**Instructions for the task:** In the data that follows, count every line holding the string "actually" and give the count alone.
....
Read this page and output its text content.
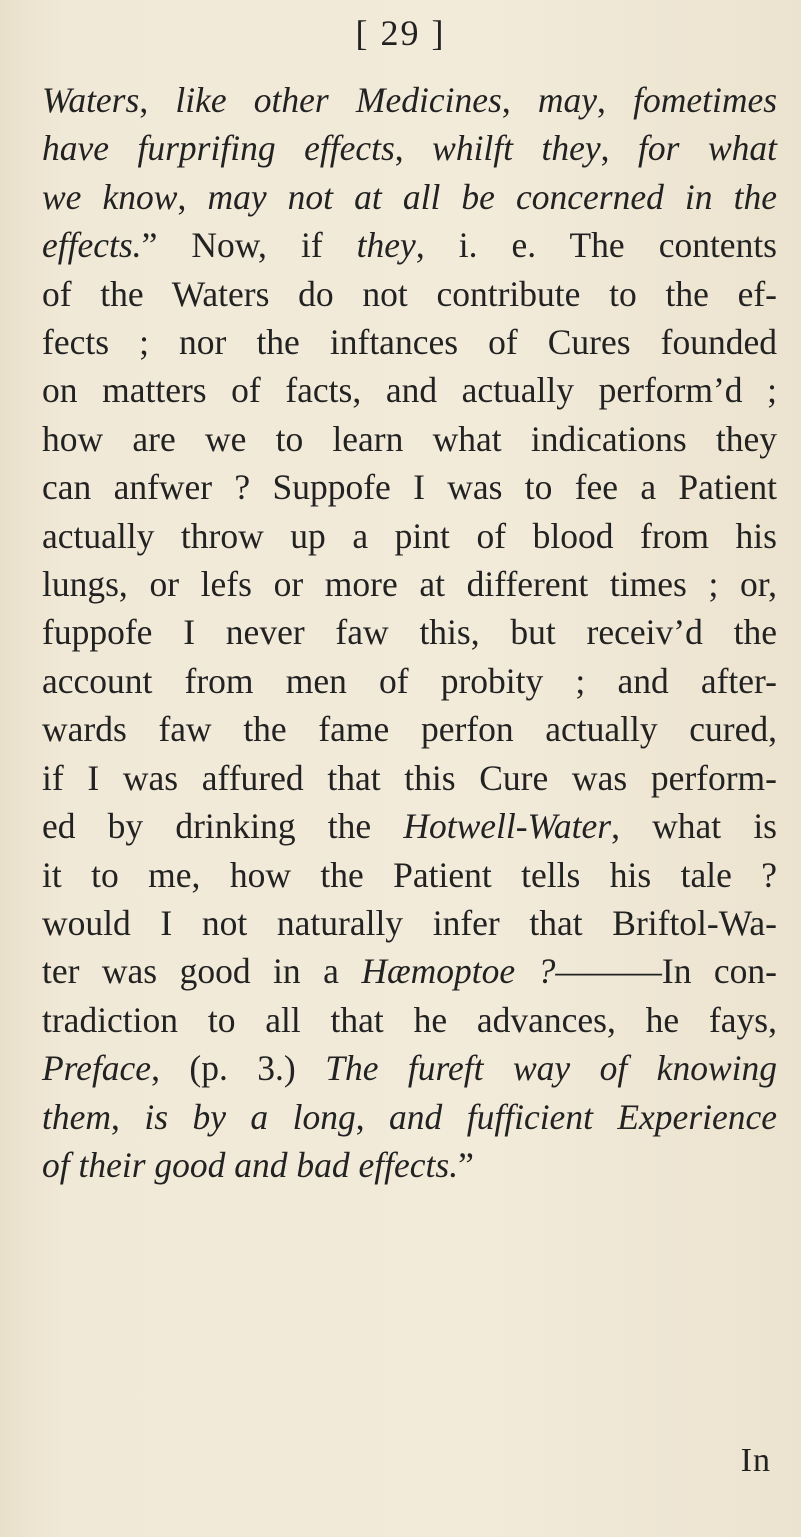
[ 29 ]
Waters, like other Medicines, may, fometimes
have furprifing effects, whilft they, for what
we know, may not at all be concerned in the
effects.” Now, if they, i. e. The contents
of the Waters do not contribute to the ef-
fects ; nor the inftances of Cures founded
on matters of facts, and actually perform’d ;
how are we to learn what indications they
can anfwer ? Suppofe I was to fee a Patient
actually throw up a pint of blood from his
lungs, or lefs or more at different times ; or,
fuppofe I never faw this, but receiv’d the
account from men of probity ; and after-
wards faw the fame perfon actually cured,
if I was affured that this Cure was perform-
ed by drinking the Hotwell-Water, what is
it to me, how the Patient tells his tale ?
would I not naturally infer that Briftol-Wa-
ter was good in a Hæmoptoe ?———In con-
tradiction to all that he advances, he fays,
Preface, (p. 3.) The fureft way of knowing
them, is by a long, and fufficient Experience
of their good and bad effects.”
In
....
**Solution to the problem:** 3